Figure record listings
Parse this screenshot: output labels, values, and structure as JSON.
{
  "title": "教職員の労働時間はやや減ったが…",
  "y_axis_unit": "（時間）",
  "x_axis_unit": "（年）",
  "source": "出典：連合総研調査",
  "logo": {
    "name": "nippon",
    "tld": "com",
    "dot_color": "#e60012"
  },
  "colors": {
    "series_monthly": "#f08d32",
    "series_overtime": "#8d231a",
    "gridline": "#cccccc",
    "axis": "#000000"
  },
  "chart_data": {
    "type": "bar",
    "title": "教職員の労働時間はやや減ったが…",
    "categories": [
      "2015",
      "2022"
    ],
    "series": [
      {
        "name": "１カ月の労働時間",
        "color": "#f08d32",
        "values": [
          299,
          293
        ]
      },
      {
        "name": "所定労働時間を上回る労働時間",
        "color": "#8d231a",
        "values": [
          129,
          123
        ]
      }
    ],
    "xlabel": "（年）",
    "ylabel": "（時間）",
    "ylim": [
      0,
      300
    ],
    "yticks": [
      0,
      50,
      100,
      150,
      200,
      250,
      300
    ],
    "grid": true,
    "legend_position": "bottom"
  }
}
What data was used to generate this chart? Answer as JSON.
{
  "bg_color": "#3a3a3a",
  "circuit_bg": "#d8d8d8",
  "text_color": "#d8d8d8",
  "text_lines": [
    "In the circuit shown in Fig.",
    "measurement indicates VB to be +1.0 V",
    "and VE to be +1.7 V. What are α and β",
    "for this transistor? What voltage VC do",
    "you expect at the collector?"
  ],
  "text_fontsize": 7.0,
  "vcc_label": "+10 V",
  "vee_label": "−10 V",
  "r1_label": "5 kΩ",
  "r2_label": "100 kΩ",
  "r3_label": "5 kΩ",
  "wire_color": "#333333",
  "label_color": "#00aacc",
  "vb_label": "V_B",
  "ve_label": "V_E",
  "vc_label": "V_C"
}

## Given problem
How many lines in the records above contain the word "教職員の労働時間はやや減ったが"? Reply with the number and nothing more.

## Written answer
2